Supplied records>

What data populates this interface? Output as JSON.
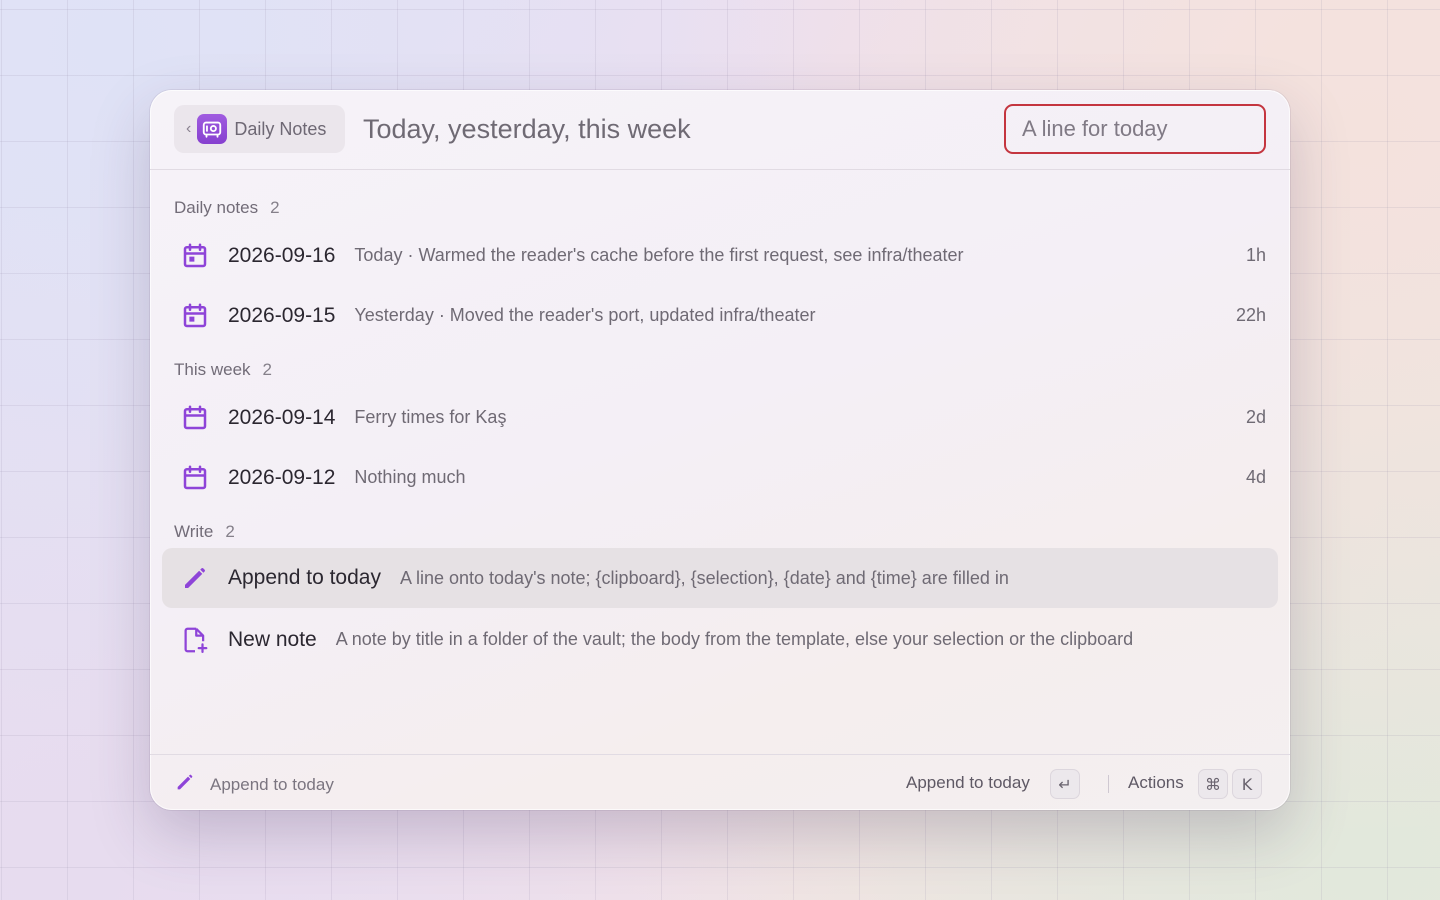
{
  "colors": {
    "accent": "#8e44d8",
    "search_border": "#c4353f"
  },
  "header": {
    "back_icon": "chevron-left-icon",
    "extension_icon": "safe-icon",
    "extension_name": "Daily Notes",
    "title": "Today, yesterday, this week",
    "search_placeholder": "A line for today"
  },
  "sections": [
    {
      "label": "Daily notes",
      "count": "2",
      "items": [
        {
          "icon": "calendar-icon",
          "title": "2026-09-16",
          "subtitle": "Today · Warmed the reader's cache before the first request, see infra/theater",
          "accessory": "1h"
        },
        {
          "icon": "calendar-icon",
          "title": "2026-09-15",
          "subtitle": "Yesterday · Moved the reader's port, updated infra/theater",
          "accessory": "22h"
        }
      ]
    },
    {
      "label": "This week",
      "count": "2",
      "items": [
        {
          "icon": "calendar-icon",
          "title": "2026-09-14",
          "subtitle": "Ferry times for Kaş",
          "accessory": "2d"
        },
        {
          "icon": "calendar-icon",
          "title": "2026-09-12",
          "subtitle": "Nothing much",
          "accessory": "4d"
        }
      ]
    },
    {
      "label": "Write",
      "count": "2",
      "items": [
        {
          "icon": "pencil-icon",
          "title": "Append to today",
          "subtitle": "A line onto today's note; {clipboard}, {selection}, {date} and {time} are filled in",
          "accessory": "",
          "selected": true
        },
        {
          "icon": "new-document-icon",
          "title": "New note",
          "subtitle": "A note by title in a folder of the vault; the body from the template, else your selection or the clipboard",
          "accessory": ""
        }
      ]
    }
  ],
  "footer": {
    "nav_icon": "pencil-icon",
    "nav_label": "Append to today",
    "primary_action": "Append to today",
    "primary_key": "↵",
    "actions_label": "Actions",
    "actions_keys": [
      "⌘",
      "K"
    ]
  }
}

Prompt>
Repeat the entries exactly and keep the pictures out of the copy.

Result of the task>
What data populates this interface? Output as JSON.
{
  "colors": {
    "accent": "#8e44d8",
    "search_border": "#c4353f"
  },
  "header": {
    "back_icon": "chevron-left-icon",
    "extension_icon": "safe-icon",
    "extension_name": "Daily Notes",
    "title": "Today, yesterday, this week",
    "search_placeholder": "A line for today"
  },
  "sections": [
    {
      "label": "Daily notes",
      "count": "2",
      "items": [
        {
          "icon": "calendar-icon",
          "title": "2026-09-16",
          "subtitle": "Today · Warmed the reader's cache before the first request, see infra/theater",
          "accessory": "1h"
        },
        {
          "icon": "calendar-icon",
          "title": "2026-09-15",
          "subtitle": "Yesterday · Moved the reader's port, updated infra/theater",
          "accessory": "22h"
        }
      ]
    },
    {
      "label": "This week",
      "count": "2",
      "items": [
        {
          "icon": "calendar-icon",
          "title": "2026-09-14",
          "subtitle": "Ferry times for Kaş",
          "accessory": "2d"
        },
        {
          "icon": "calendar-icon",
          "title": "2026-09-12",
          "subtitle": "Nothing much",
          "accessory": "4d"
        }
      ]
    },
    {
      "label": "Write",
      "count": "2",
      "items": [
        {
          "icon": "pencil-icon",
          "title": "Append to today",
          "subtitle": "A line onto today's note; {clipboard}, {selection}, {date} and {time} are filled in",
          "accessory": "",
          "selected": true
        },
        {
          "icon": "new-document-icon",
          "title": "New note",
          "subtitle": "A note by title in a folder of the vault; the body from the template, else your selection or the clipboard",
          "accessory": ""
        }
      ]
    }
  ],
  "footer": {
    "nav_icon": "pencil-icon",
    "nav_label": "Append to today",
    "primary_action": "Append to today",
    "primary_key": "↵",
    "actions_label": "Actions",
    "actions_keys": [
      "⌘",
      "K"
    ]
  }
}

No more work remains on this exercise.